## Instructions for the task:
From the line containing "Transcribe the text in this document." through the last line of the entries, output the text exactly. Pictures stay out.

## Records:
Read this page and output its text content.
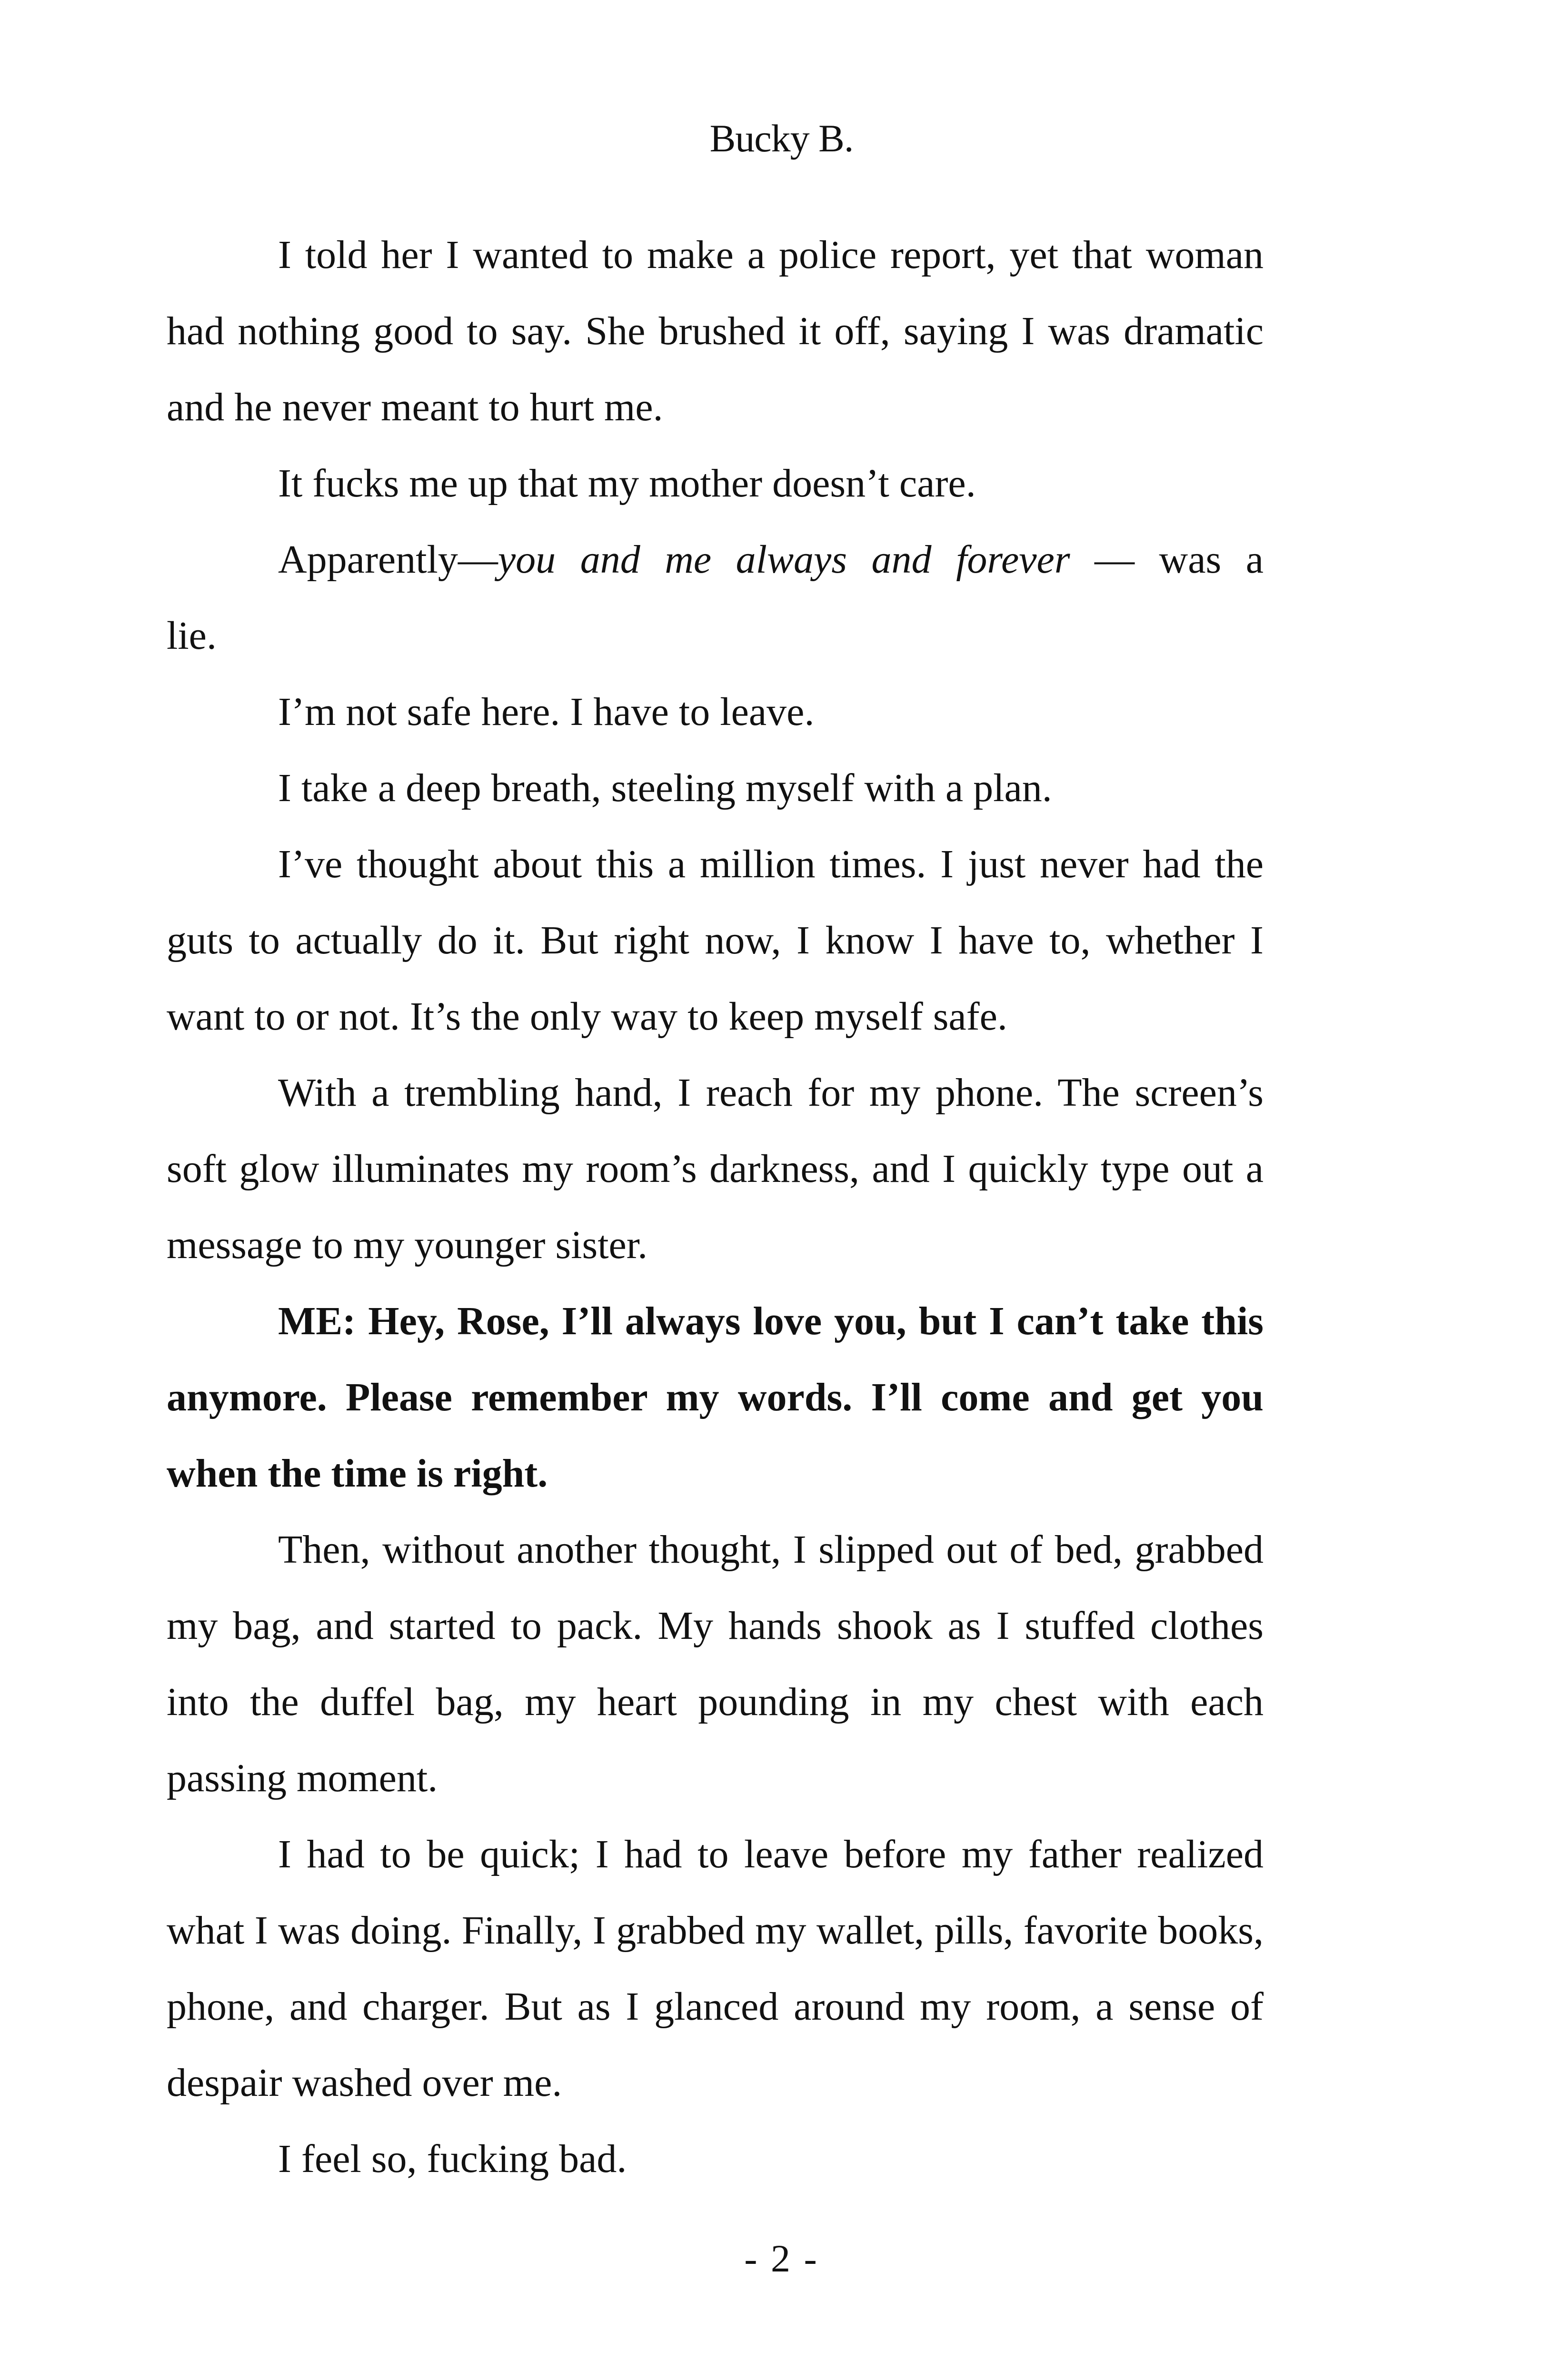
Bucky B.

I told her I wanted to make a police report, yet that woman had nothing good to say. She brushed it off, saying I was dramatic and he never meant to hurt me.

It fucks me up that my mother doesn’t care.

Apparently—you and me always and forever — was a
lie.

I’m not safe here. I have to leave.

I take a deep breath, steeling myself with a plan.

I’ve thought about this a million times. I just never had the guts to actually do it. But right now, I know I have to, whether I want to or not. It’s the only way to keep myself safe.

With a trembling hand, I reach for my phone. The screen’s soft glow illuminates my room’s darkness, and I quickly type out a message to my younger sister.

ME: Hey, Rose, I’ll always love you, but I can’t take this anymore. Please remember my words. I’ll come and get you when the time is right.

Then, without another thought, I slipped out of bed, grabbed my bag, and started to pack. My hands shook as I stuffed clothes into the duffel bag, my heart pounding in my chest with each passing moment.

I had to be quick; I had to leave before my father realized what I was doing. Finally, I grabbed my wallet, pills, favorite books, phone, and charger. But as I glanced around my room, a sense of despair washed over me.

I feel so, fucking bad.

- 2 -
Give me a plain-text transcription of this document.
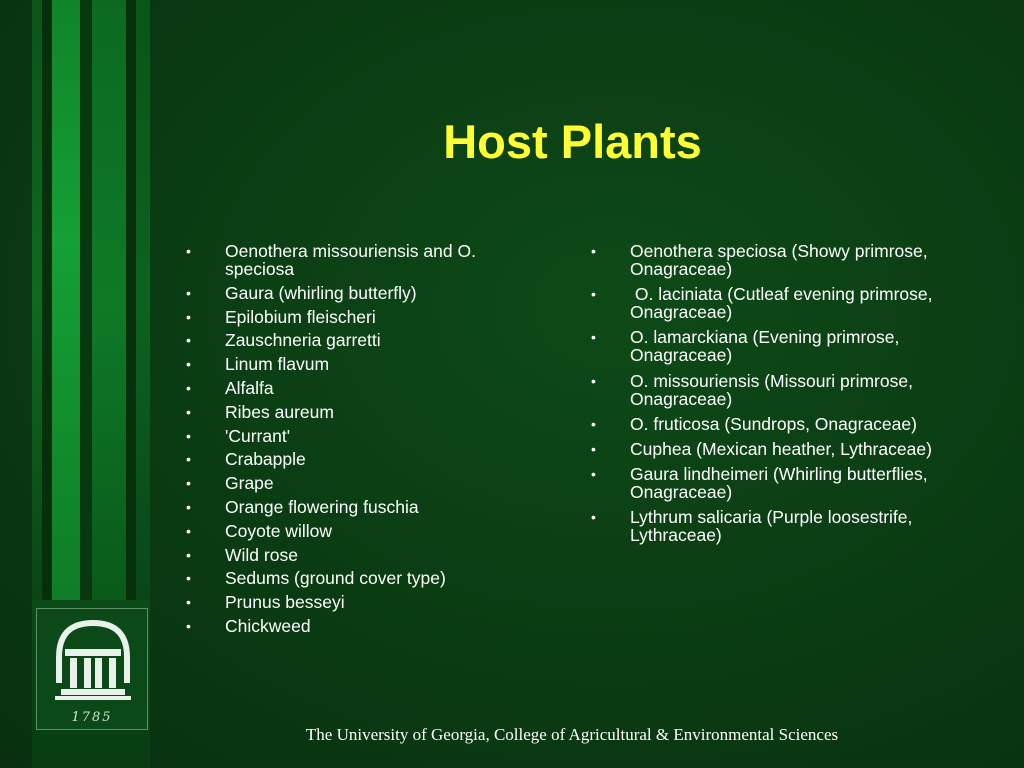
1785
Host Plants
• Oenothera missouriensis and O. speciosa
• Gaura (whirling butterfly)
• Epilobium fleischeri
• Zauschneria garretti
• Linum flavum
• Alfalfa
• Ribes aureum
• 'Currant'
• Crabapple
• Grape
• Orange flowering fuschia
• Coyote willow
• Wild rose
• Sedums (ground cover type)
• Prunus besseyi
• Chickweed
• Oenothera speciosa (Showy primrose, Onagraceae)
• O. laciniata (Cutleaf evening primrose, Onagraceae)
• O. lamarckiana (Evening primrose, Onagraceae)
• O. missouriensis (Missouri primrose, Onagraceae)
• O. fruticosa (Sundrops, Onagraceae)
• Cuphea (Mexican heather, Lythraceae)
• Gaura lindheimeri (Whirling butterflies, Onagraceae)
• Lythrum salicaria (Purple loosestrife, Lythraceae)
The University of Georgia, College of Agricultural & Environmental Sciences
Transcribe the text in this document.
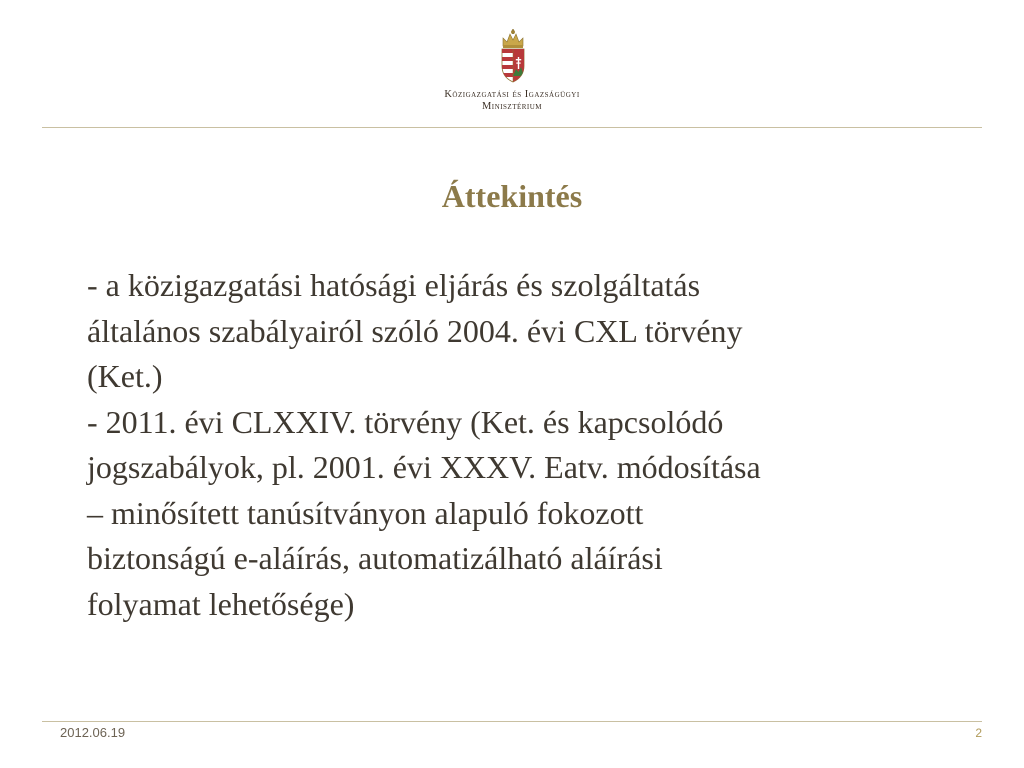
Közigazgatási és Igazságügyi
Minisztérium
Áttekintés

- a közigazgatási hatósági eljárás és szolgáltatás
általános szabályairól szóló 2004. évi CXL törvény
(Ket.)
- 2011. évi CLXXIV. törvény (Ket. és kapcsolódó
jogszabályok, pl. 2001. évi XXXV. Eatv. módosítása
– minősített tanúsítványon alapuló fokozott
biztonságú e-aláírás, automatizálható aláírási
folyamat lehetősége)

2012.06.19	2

## Exercise answer:
Transcribe the text in this document.
Közigazgatási és Igazságügyi
Minisztérium
Áttekintés

- a közigazgatási hatósági eljárás és szolgáltatás
általános szabályairól szóló 2004. évi CXL törvény
(Ket.)
- 2011. évi CLXXIV. törvény (Ket. és kapcsolódó
jogszabályok, pl. 2001. évi XXXV. Eatv. módosítása
– minősített tanúsítványon alapuló fokozott
biztonságú e-aláírás, automatizálható aláírási
folyamat lehetősége)

2012.06.19	2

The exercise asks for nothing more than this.